Transcribe all of the records word for word, but omit the pictures.

— Begin Data for processing —

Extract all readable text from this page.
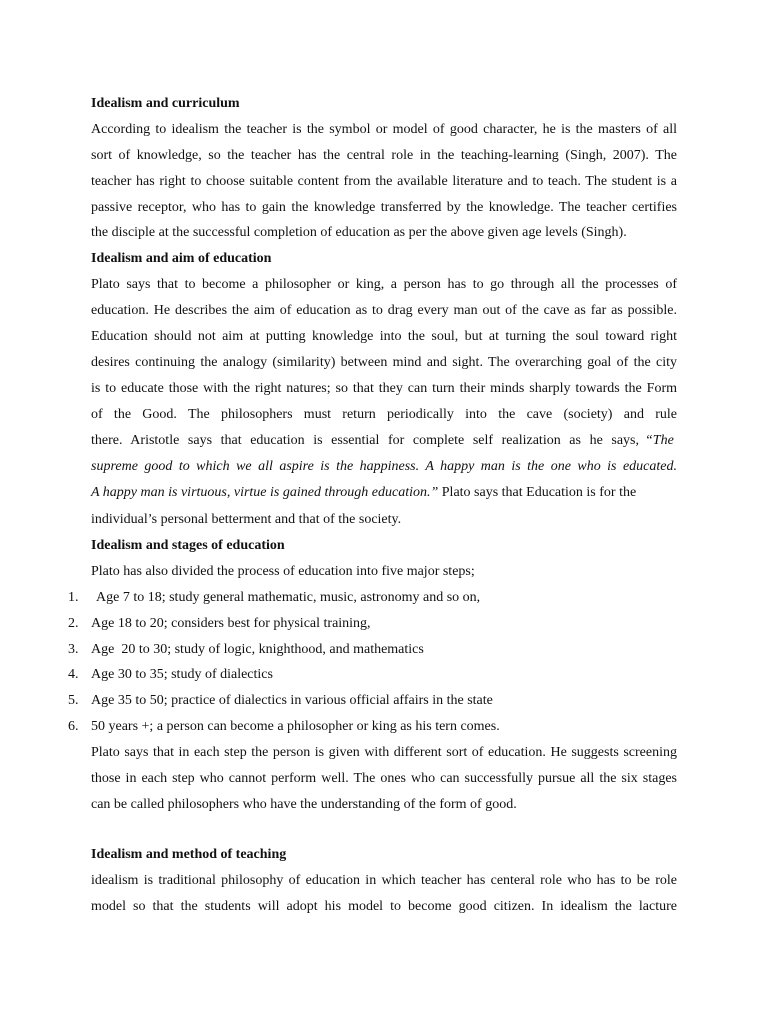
Idealism and curriculum
According to idealism the teacher is the symbol or model of good character, he is the masters of all
sort of knowledge, so the teacher has the central role in the teaching-learning (Singh, 2007). The
teacher has right to choose suitable content from the available literature and to teach. The student is a
passive receptor, who has to gain the knowledge transferred by the knowledge. The teacher certifies
the disciple at the successful completion of education as per the above given age levels (Singh).
Idealism and aim of education
Plato says that to become a philosopher or king, a person has to go through all the processes of
education. He describes the aim of education as to drag every man out of the cave as far as possible.
Education should not aim at putting knowledge into the soul, but at turning the soul toward right
desires continuing the analogy (similarity) between mind and sight. The overarching goal of the city
is to educate those with the right natures; so that they can turn their minds sharply towards the Form
of the Good. The philosophers must return periodically into the cave (society) and rule
there. Aristotle says that education is essential for complete self realization as he says, “The
supreme good to which we all aspire is the happiness. A happy man is the one who is educated.
A happy man is virtuous, virtue is gained through education.” Plato says that Education is for the
individual’s personal betterment and that of the society.
Idealism and stages of education
Plato has also divided the process of education into five major steps;
1. Age 7 to 18; study general mathematic, music, astronomy and so on,
2. Age 18 to 20; considers best for physical training,
3. Age  20 to 30; study of logic, knighthood, and mathematics
4. Age 30 to 35; study of dialectics
5. Age 35 to 50; practice of dialectics in various official affairs in the state
6. 50 years +; a person can become a philosopher or king as his tern comes.
Plato says that in each step the person is given with different sort of education. He suggests screening
those in each step who cannot perform well. The ones who can successfully pursue all the six stages
can be called philosophers who have the understanding of the form of good.
Idealism and method of teaching
idealism is traditional philosophy of education in which teacher has centeral role who has to be role
model so that the students will adopt his model to become good citizen. In idealism the lacture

— End Data for processing —

:: Task result ::
Extract all readable text from this page.
Idealism and curriculum
According to idealism the teacher is the symbol or model of good character, he is the masters of all
sort of knowledge, so the teacher has the central role in the teaching-learning (Singh, 2007). The
teacher has right to choose suitable content from the available literature and to teach. The student is a
passive receptor, who has to gain the knowledge transferred by the knowledge. The teacher certifies
the disciple at the successful completion of education as per the above given age levels (Singh).
Idealism and aim of education
Plato says that to become a philosopher or king, a person has to go through all the processes of
education. He describes the aim of education as to drag every man out of the cave as far as possible.
Education should not aim at putting knowledge into the soul, but at turning the soul toward right
desires continuing the analogy (similarity) between mind and sight. The overarching goal of the city
is to educate those with the right natures; so that they can turn their minds sharply towards the Form
of the Good. The philosophers must return periodically into the cave (society) and rule
there. Aristotle says that education is essential for complete self realization as he says, “The
supreme good to which we all aspire is the happiness. A happy man is the one who is educated.
A happy man is virtuous, virtue is gained through education.” Plato says that Education is for the
individual’s personal betterment and that of the society.
Idealism and stages of education
Plato has also divided the process of education into five major steps;
1. Age 7 to 18; study general mathematic, music, astronomy and so on,
2. Age 18 to 20; considers best for physical training,
3. Age  20 to 30; study of logic, knighthood, and mathematics
4. Age 30 to 35; study of dialectics
5. Age 35 to 50; practice of dialectics in various official affairs in the state
6. 50 years +; a person can become a philosopher or king as his tern comes.
Plato says that in each step the person is given with different sort of education. He suggests screening
those in each step who cannot perform well. The ones who can successfully pursue all the six stages
can be called philosophers who have the understanding of the form of good.
Idealism and method of teaching
idealism is traditional philosophy of education in which teacher has centeral role who has to be role
model so that the students will adopt his model to become good citizen. In idealism the lacture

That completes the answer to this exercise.